╭──

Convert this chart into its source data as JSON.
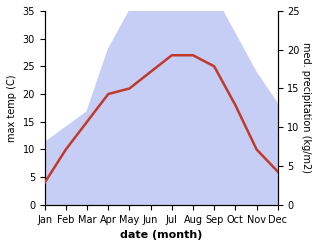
{
  "months": [
    "Jan",
    "Feb",
    "Mar",
    "Apr",
    "May",
    "Jun",
    "Jul",
    "Aug",
    "Sep",
    "Oct",
    "Nov",
    "Dec"
  ],
  "temperature": [
    4,
    10,
    15,
    20,
    21,
    24,
    27,
    27,
    25,
    18,
    10,
    6
  ],
  "precipitation": [
    8,
    10,
    12,
    20,
    25,
    42,
    25,
    42,
    27,
    22,
    17,
    13
  ],
  "temp_color": "#c0392b",
  "precip_color_fill": "#c6cef5",
  "ylabel_left": "max temp (C)",
  "ylabel_right": "med. precipitation (kg/m2)",
  "xlabel": "date (month)",
  "ylim_left": [
    0,
    35
  ],
  "ylim_right": [
    0,
    25
  ],
  "right_ticks": [
    0,
    5,
    10,
    15,
    20,
    25
  ],
  "left_ticks": [
    0,
    5,
    10,
    15,
    20,
    25,
    30,
    35
  ],
  "axis_fontsize": 8,
  "tick_fontsize": 7,
  "label_fontsize": 7
}
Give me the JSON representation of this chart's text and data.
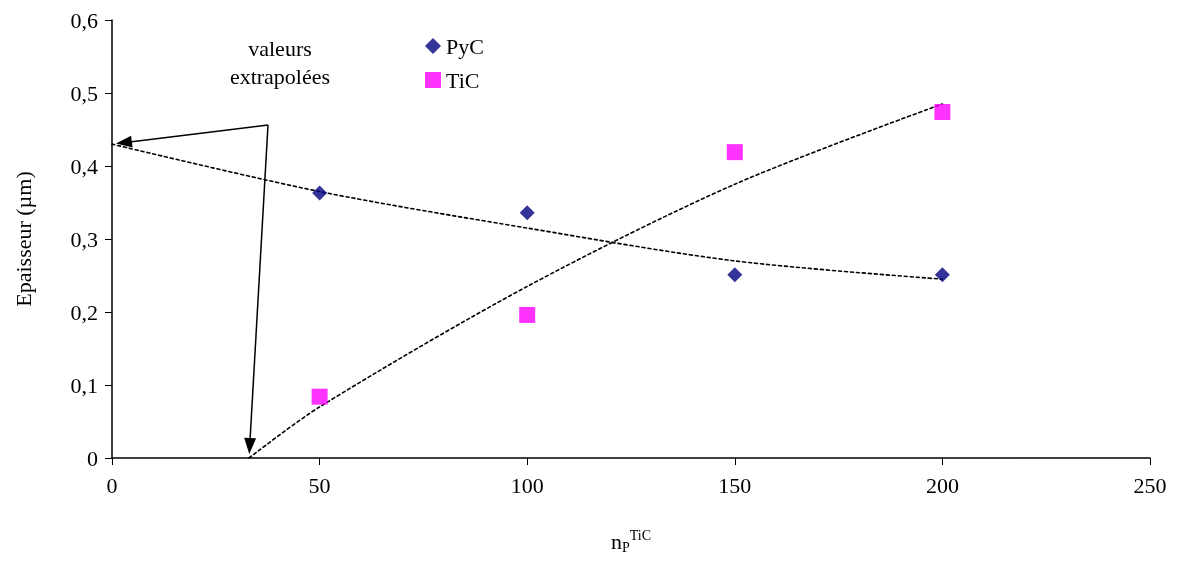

╰──

- _TASK STATEMENT_
Extract every line from the records above that contains the word "chart".

- _RESULT_
Convert this chart into its source data as JSON.
Give me the JSON representation of this chart's text and data.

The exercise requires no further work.